**Prompt**
Go over the material below and report every line that contains the word "color".

**Given records**

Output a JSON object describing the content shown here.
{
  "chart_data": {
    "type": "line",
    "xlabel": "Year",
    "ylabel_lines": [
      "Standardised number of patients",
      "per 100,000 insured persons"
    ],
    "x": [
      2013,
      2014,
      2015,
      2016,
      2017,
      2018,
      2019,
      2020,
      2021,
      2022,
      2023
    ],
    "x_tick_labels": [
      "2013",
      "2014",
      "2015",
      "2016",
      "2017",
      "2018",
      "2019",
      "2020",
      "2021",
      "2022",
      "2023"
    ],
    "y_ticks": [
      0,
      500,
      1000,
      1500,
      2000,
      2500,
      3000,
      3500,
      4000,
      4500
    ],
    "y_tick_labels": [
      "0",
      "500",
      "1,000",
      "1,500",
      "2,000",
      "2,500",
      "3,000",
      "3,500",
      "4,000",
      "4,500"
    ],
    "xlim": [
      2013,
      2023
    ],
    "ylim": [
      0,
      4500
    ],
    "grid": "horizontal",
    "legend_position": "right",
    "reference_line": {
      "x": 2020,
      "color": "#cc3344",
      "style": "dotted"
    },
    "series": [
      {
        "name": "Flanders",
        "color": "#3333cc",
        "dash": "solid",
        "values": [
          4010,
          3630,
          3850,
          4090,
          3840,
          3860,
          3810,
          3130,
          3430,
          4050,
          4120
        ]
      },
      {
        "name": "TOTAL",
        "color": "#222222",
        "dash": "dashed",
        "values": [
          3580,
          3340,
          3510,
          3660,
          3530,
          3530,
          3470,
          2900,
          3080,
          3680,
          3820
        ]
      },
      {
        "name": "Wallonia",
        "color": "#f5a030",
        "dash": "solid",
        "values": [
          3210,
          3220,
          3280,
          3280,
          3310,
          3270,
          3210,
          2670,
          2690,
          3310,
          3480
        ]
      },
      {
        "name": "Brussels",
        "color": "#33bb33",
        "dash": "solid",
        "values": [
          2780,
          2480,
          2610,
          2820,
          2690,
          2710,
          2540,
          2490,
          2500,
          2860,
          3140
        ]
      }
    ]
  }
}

**Exercise answer**
      "color": "#cc3344",
        "color": "#3333cc",
        "color": "#222222",
        "color": "#f5a030",
        "color": "#33bb33",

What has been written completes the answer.